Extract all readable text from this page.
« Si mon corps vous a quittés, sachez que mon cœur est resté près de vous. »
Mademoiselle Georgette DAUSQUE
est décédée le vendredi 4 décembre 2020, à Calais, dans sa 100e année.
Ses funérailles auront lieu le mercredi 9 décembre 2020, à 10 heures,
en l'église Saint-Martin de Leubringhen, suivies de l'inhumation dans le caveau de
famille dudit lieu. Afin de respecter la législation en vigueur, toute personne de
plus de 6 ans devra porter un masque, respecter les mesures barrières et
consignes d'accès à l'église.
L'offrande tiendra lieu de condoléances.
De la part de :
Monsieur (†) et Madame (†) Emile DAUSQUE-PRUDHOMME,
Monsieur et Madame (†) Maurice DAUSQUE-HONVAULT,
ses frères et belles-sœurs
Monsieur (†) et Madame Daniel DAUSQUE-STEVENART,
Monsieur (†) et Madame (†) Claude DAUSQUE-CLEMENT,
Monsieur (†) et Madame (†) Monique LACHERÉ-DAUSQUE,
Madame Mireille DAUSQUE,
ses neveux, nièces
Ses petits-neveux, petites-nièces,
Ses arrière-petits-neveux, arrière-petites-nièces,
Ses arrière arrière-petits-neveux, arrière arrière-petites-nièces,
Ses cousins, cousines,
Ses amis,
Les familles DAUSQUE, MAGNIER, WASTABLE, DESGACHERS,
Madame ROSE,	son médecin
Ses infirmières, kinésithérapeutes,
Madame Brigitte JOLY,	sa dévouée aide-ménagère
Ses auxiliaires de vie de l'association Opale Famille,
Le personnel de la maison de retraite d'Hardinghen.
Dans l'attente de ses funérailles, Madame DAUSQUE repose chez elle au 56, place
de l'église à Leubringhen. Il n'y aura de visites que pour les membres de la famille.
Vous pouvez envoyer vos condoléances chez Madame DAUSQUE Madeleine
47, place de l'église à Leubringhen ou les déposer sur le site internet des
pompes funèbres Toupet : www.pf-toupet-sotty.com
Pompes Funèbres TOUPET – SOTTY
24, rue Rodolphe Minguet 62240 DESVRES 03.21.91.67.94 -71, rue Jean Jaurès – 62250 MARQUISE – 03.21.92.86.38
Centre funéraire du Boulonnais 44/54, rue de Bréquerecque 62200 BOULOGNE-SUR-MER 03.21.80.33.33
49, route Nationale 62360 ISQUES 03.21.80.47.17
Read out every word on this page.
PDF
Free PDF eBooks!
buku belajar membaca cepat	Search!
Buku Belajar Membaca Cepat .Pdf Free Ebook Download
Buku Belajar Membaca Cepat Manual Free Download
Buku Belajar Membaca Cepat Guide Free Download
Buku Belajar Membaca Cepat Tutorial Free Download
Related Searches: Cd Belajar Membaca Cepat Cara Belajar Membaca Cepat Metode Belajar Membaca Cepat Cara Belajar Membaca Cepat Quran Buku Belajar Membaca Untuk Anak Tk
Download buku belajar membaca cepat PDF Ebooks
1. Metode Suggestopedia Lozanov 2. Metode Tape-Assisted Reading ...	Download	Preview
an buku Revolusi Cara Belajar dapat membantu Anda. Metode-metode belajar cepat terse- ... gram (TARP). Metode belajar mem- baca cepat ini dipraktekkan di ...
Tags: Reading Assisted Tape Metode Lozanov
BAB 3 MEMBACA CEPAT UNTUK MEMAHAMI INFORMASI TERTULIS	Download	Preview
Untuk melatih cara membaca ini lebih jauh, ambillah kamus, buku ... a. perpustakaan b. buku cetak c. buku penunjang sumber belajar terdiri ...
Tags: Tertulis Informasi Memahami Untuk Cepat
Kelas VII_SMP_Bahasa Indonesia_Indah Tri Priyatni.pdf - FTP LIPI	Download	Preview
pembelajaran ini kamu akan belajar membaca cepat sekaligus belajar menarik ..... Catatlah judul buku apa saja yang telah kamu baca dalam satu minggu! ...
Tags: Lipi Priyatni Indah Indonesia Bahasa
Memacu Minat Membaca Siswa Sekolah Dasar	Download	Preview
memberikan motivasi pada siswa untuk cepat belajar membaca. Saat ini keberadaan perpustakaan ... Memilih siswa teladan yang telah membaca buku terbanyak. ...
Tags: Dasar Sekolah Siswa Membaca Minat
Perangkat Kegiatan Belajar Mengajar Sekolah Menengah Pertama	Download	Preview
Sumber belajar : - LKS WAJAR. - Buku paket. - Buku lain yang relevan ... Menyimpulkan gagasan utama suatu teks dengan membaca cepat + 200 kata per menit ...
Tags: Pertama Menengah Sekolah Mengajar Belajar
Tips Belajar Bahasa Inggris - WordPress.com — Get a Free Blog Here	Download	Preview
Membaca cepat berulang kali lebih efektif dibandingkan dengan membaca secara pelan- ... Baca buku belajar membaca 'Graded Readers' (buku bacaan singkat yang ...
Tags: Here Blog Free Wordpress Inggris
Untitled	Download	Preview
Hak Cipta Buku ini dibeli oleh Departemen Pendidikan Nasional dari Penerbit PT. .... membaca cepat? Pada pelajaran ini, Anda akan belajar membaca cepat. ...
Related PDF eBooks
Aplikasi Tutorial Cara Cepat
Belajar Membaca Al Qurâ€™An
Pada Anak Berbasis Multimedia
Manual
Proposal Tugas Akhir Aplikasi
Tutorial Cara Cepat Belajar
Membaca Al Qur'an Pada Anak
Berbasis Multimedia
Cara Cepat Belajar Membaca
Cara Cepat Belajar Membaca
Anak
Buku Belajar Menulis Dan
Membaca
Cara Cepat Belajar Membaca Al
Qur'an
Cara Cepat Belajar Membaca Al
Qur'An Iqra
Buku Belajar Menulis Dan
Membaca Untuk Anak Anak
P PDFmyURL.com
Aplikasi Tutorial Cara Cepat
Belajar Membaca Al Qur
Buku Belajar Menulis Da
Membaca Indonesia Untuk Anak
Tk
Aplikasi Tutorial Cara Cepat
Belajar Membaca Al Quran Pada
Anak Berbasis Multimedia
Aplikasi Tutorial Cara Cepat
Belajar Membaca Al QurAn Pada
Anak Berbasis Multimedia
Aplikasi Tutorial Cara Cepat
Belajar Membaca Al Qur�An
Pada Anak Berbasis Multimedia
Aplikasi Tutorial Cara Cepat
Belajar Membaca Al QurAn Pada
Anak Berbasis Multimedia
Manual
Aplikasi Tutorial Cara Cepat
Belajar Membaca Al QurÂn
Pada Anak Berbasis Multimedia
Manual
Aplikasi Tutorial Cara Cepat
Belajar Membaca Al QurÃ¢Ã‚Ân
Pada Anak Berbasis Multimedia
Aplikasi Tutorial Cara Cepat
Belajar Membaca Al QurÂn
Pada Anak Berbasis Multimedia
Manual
━━━━━━━━━━
Restate the whole listing exactly, leaving out nothing.

Extract all readable text from this page.
« Si mon corps vous a quittés, sachez que mon cœur est resté près de vous. »
Mademoiselle Georgette DAUSQUE
est décédée le vendredi 4 décembre 2020, à Calais, dans sa 100e année.
Ses funérailles auront lieu le mercredi 9 décembre 2020, à 10 heures,
en l'église Saint-Martin de Leubringhen, suivies de l'inhumation dans le caveau de
famille dudit lieu. Afin de respecter la législation en vigueur, toute personne de
plus de 6 ans devra porter un masque, respecter les mesures barrières et
consignes d'accès à l'église.
L'offrande tiendra lieu de condoléances.
De la part de :
Monsieur (†) et Madame (†) Emile DAUSQUE-PRUDHOMME,
Monsieur et Madame (†) Maurice DAUSQUE-HONVAULT,
ses frères et belles-sœurs
Monsieur (†) et Madame Daniel DAUSQUE-STEVENART,
Monsieur (†) et Madame (†) Claude DAUSQUE-CLEMENT,
Monsieur (†) et Madame (†) Monique LACHERÉ-DAUSQUE,
Madame Mireille DAUSQUE,
ses neveux, nièces
Ses petits-neveux, petites-nièces,
Ses arrière-petits-neveux, arrière-petites-nièces,
Ses arrière arrière-petits-neveux, arrière arrière-petites-nièces,
Ses cousins, cousines,
Ses amis,
Les familles DAUSQUE, MAGNIER, WASTABLE, DESGACHERS,
Madame ROSE,	son médecin
Ses infirmières, kinésithérapeutes,
Madame Brigitte JOLY,	sa dévouée aide-ménagère
Ses auxiliaires de vie de l'association Opale Famille,
Le personnel de la maison de retraite d'Hardinghen.
Dans l'attente de ses funérailles, Madame DAUSQUE repose chez elle au 56, place
de l'église à Leubringhen. Il n'y aura de visites que pour les membres de la famille.
Vous pouvez envoyer vos condoléances chez Madame DAUSQUE Madeleine
47, place de l'église à Leubringhen ou les déposer sur le site internet des
pompes funèbres Toupet : www.pf-toupet-sotty.com
Pompes Funèbres TOUPET – SOTTY
24, rue Rodolphe Minguet 62240 DESVRES 03.21.91.67.94 -71, rue Jean Jaurès – 62250 MARQUISE – 03.21.92.86.38
Centre funéraire du Boulonnais 44/54, rue de Bréquerecque 62200 BOULOGNE-SUR-MER 03.21.80.33.33
49, route Nationale 62360 ISQUES 03.21.80.47.17
Read out every word on this page.
PDF
Free PDF eBooks!
buku belajar membaca cepat	Search!
Buku Belajar Membaca Cepat .Pdf Free Ebook Download
Buku Belajar Membaca Cepat Manual Free Download
Buku Belajar Membaca Cepat Guide Free Download
Buku Belajar Membaca Cepat Tutorial Free Download
Related Searches: Cd Belajar Membaca Cepat Cara Belajar Membaca Cepat Metode Belajar Membaca Cepat Cara Belajar Membaca Cepat Quran Buku Belajar Membaca Untuk Anak Tk
Download buku belajar membaca cepat PDF Ebooks
1. Metode Suggestopedia Lozanov 2. Metode Tape-Assisted Reading ...	Download	Preview
an buku Revolusi Cara Belajar dapat membantu Anda. Metode-metode belajar cepat terse- ... gram (TARP). Metode belajar mem- baca cepat ini dipraktekkan di ...
Tags: Reading Assisted Tape Metode Lozanov
BAB 3 MEMBACA CEPAT UNTUK MEMAHAMI INFORMASI TERTULIS	Download	Preview
Untuk melatih cara membaca ini lebih jauh, ambillah kamus, buku ... a. perpustakaan b. buku cetak c. buku penunjang sumber belajar terdiri ...
Tags: Tertulis Informasi Memahami Untuk Cepat
Kelas VII_SMP_Bahasa Indonesia_Indah Tri Priyatni.pdf - FTP LIPI	Download	Preview
pembelajaran ini kamu akan belajar membaca cepat sekaligus belajar menarik ..... Catatlah judul buku apa saja yang telah kamu baca dalam satu minggu! ...
Tags: Lipi Priyatni Indah Indonesia Bahasa
Memacu Minat Membaca Siswa Sekolah Dasar	Download	Preview
memberikan motivasi pada siswa untuk cepat belajar membaca. Saat ini keberadaan perpustakaan ... Memilih siswa teladan yang telah membaca buku terbanyak. ...
Tags: Dasar Sekolah Siswa Membaca Minat
Perangkat Kegiatan Belajar Mengajar Sekolah Menengah Pertama	Download	Preview
Sumber belajar : - LKS WAJAR. - Buku paket. - Buku lain yang relevan ... Menyimpulkan gagasan utama suatu teks dengan membaca cepat + 200 kata per menit ...
Tags: Pertama Menengah Sekolah Mengajar Belajar
Tips Belajar Bahasa Inggris - WordPress.com — Get a Free Blog Here	Download	Preview
Membaca cepat berulang kali lebih efektif dibandingkan dengan membaca secara pelan- ... Baca buku belajar membaca 'Graded Readers' (buku bacaan singkat yang ...
Tags: Here Blog Free Wordpress Inggris
Untitled	Download	Preview
Hak Cipta Buku ini dibeli oleh Departemen Pendidikan Nasional dari Penerbit PT. .... membaca cepat? Pada pelajaran ini, Anda akan belajar membaca cepat. ...
Related PDF eBooks
Aplikasi Tutorial Cara Cepat
Belajar Membaca Al Qurâ€™An
Pada Anak Berbasis Multimedia
Manual
Proposal Tugas Akhir Aplikasi
Tutorial Cara Cepat Belajar
Membaca Al Qur'an Pada Anak
Berbasis Multimedia
Cara Cepat Belajar Membaca
Cara Cepat Belajar Membaca
Anak
Buku Belajar Menulis Dan
Membaca
Cara Cepat Belajar Membaca Al
Qur'an
Cara Cepat Belajar Membaca Al
Qur'An Iqra
Buku Belajar Menulis Dan
Membaca Untuk Anak Anak
P PDFmyURL.com
Aplikasi Tutorial Cara Cepat
Belajar Membaca Al Qur
Buku Belajar Menulis Da
Membaca Indonesia Untuk Anak
Tk
Aplikasi Tutorial Cara Cepat
Belajar Membaca Al Quran Pada
Anak Berbasis Multimedia
Aplikasi Tutorial Cara Cepat
Belajar Membaca Al QurAn Pada
Anak Berbasis Multimedia
Aplikasi Tutorial Cara Cepat
Belajar Membaca Al Qur�An
Pada Anak Berbasis Multimedia
Aplikasi Tutorial Cara Cepat
Belajar Membaca Al QurAn Pada
Anak Berbasis Multimedia
Manual
Aplikasi Tutorial Cara Cepat
Belajar Membaca Al QurÂn
Pada Anak Berbasis Multimedia
Manual
Aplikasi Tutorial Cara Cepat
Belajar Membaca Al QurÃ¢Ã‚Ân
Pada Anak Berbasis Multimedia
Aplikasi Tutorial Cara Cepat
Belajar Membaca Al QurÂn
Pada Anak Berbasis Multimedia
Manual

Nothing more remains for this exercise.